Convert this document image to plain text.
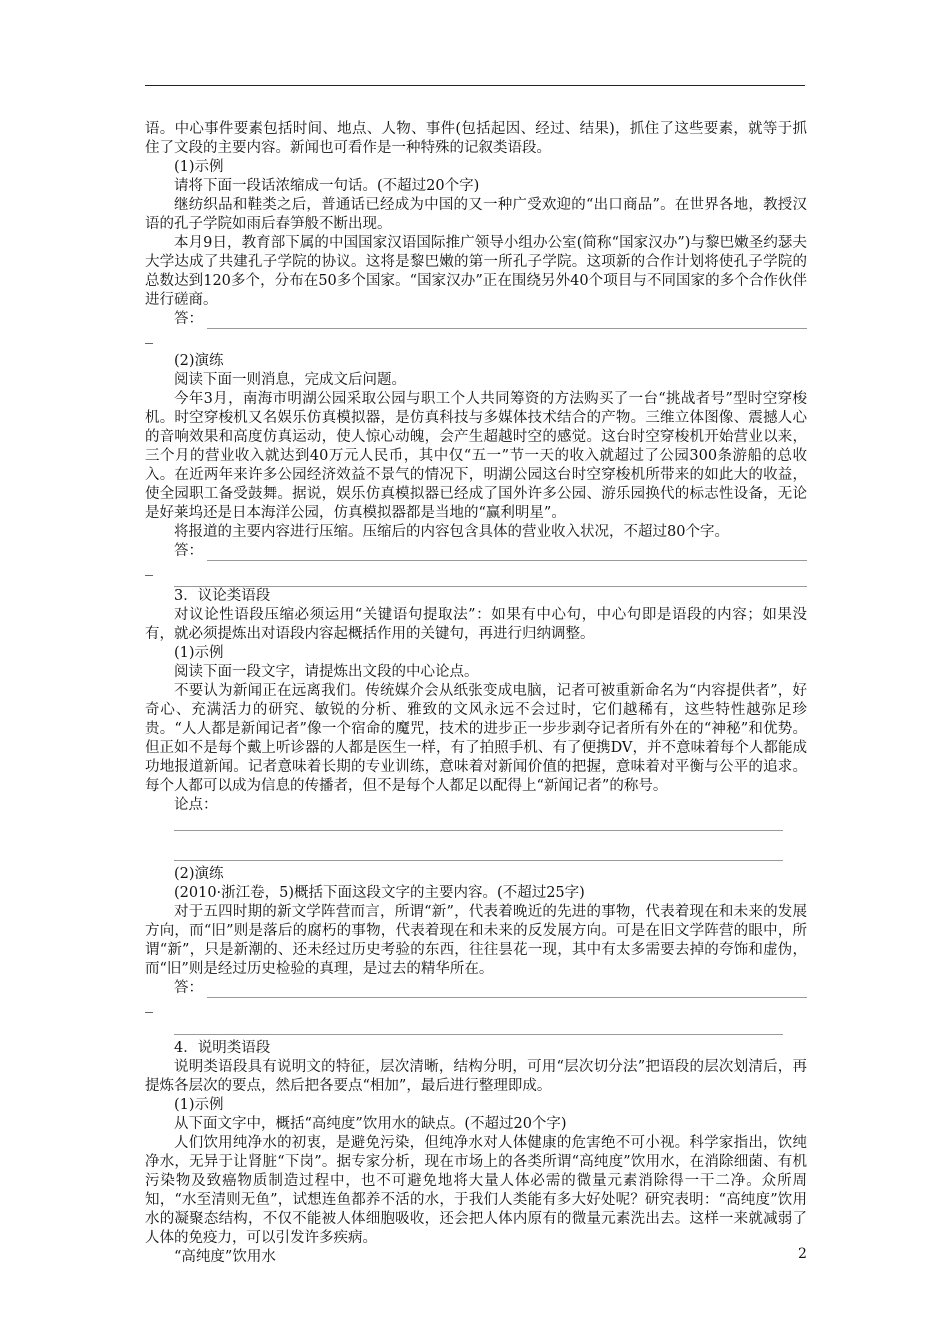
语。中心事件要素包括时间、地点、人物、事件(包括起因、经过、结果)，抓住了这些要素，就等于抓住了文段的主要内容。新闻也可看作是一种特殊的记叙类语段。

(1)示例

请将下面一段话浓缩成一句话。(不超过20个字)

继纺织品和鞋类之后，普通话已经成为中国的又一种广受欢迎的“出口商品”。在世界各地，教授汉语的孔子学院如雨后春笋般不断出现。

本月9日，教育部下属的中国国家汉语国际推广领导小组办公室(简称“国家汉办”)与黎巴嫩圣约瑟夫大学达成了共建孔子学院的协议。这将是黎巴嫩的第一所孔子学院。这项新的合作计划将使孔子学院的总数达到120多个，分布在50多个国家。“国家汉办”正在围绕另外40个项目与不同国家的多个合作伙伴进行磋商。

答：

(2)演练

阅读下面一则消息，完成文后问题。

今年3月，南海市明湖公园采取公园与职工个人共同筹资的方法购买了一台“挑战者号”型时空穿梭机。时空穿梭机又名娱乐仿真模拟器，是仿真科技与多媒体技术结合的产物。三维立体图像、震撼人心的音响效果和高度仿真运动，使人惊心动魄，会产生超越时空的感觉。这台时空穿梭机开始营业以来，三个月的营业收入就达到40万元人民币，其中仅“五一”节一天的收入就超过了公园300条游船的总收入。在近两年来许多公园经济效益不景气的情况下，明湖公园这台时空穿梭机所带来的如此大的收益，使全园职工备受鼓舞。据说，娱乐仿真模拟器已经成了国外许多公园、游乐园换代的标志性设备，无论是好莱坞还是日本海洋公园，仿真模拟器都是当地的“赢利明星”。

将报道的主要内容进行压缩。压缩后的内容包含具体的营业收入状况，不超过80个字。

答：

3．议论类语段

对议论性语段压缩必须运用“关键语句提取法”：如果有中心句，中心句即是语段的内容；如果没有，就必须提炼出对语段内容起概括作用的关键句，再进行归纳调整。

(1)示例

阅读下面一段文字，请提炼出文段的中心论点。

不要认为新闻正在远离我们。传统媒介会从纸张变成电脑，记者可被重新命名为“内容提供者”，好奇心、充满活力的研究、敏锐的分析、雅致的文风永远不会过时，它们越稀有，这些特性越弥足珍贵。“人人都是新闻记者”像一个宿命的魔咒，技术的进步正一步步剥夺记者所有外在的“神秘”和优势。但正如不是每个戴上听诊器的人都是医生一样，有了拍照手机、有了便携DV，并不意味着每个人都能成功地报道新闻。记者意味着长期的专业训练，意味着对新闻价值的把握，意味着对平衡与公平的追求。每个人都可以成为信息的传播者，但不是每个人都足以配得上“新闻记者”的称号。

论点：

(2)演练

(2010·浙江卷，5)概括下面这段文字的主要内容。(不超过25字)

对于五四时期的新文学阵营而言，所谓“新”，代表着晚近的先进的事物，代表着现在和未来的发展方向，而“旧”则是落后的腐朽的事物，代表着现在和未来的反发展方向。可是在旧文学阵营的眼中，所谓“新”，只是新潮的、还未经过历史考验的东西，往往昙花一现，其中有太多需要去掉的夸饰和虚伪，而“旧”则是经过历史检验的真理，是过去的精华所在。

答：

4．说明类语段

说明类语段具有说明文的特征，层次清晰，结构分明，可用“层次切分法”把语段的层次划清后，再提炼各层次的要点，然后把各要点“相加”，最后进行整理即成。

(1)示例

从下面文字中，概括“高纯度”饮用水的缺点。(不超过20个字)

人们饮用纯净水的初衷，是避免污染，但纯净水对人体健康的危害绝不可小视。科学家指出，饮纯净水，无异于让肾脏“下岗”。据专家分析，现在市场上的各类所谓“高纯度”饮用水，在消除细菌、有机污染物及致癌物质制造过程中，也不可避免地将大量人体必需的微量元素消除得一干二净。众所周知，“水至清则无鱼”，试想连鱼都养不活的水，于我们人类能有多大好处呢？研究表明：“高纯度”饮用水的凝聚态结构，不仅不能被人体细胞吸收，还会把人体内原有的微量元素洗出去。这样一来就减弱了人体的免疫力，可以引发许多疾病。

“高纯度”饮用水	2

▸ The problem: Copy the listing over exactly, skipping the pictures it holds.

▸ Solved problem:
Convert this document image to plain text.
语。中心事件要素包括时间、地点、人物、事件(包括起因、经过、结果)，抓住了这些要素，就等于抓住了文段的主要内容。新闻也可看作是一种特殊的记叙类语段。

(1)示例

请将下面一段话浓缩成一句话。(不超过20个字)

继纺织品和鞋类之后，普通话已经成为中国的又一种广受欢迎的“出口商品”。在世界各地，教授汉语的孔子学院如雨后春笋般不断出现。

本月9日，教育部下属的中国国家汉语国际推广领导小组办公室(简称“国家汉办”)与黎巴嫩圣约瑟夫大学达成了共建孔子学院的协议。这将是黎巴嫩的第一所孔子学院。这项新的合作计划将使孔子学院的总数达到120多个，分布在50多个国家。“国家汉办”正在围绕另外40个项目与不同国家的多个合作伙伴进行磋商。

答：

(2)演练

阅读下面一则消息，完成文后问题。

今年3月，南海市明湖公园采取公园与职工个人共同筹资的方法购买了一台“挑战者号”型时空穿梭机。时空穿梭机又名娱乐仿真模拟器，是仿真科技与多媒体技术结合的产物。三维立体图像、震撼人心的音响效果和高度仿真运动，使人惊心动魄，会产生超越时空的感觉。这台时空穿梭机开始营业以来，三个月的营业收入就达到40万元人民币，其中仅“五一”节一天的收入就超过了公园300条游船的总收入。在近两年来许多公园经济效益不景气的情况下，明湖公园这台时空穿梭机所带来的如此大的收益，使全园职工备受鼓舞。据说，娱乐仿真模拟器已经成了国外许多公园、游乐园换代的标志性设备，无论是好莱坞还是日本海洋公园，仿真模拟器都是当地的“赢利明星”。

将报道的主要内容进行压缩。压缩后的内容包含具体的营业收入状况，不超过80个字。

答：

3．议论类语段

对议论性语段压缩必须运用“关键语句提取法”：如果有中心句，中心句即是语段的内容；如果没有，就必须提炼出对语段内容起概括作用的关键句，再进行归纳调整。

(1)示例

阅读下面一段文字，请提炼出文段的中心论点。

不要认为新闻正在远离我们。传统媒介会从纸张变成电脑，记者可被重新命名为“内容提供者”，好奇心、充满活力的研究、敏锐的分析、雅致的文风永远不会过时，它们越稀有，这些特性越弥足珍贵。“人人都是新闻记者”像一个宿命的魔咒，技术的进步正一步步剥夺记者所有外在的“神秘”和优势。但正如不是每个戴上听诊器的人都是医生一样，有了拍照手机、有了便携DV，并不意味着每个人都能成功地报道新闻。记者意味着长期的专业训练，意味着对新闻价值的把握，意味着对平衡与公平的追求。每个人都可以成为信息的传播者，但不是每个人都足以配得上“新闻记者”的称号。

论点：

(2)演练

(2010·浙江卷，5)概括下面这段文字的主要内容。(不超过25字)

对于五四时期的新文学阵营而言，所谓“新”，代表着晚近的先进的事物，代表着现在和未来的发展方向，而“旧”则是落后的腐朽的事物，代表着现在和未来的反发展方向。可是在旧文学阵营的眼中，所谓“新”，只是新潮的、还未经过历史考验的东西，往往昙花一现，其中有太多需要去掉的夸饰和虚伪，而“旧”则是经过历史检验的真理，是过去的精华所在。

答：

4．说明类语段

说明类语段具有说明文的特征，层次清晰，结构分明，可用“层次切分法”把语段的层次划清后，再提炼各层次的要点，然后把各要点“相加”，最后进行整理即成。

(1)示例

从下面文字中，概括“高纯度”饮用水的缺点。(不超过20个字)

人们饮用纯净水的初衷，是避免污染，但纯净水对人体健康的危害绝不可小视。科学家指出，饮纯净水，无异于让肾脏“下岗”。据专家分析，现在市场上的各类所谓“高纯度”饮用水，在消除细菌、有机污染物及致癌物质制造过程中，也不可避免地将大量人体必需的微量元素消除得一干二净。众所周知，“水至清则无鱼”，试想连鱼都养不活的水，于我们人类能有多大好处呢？研究表明：“高纯度”饮用水的凝聚态结构，不仅不能被人体细胞吸收，还会把人体内原有的微量元素洗出去。这样一来就减弱了人体的免疫力，可以引发许多疾病。

“高纯度”饮用水	2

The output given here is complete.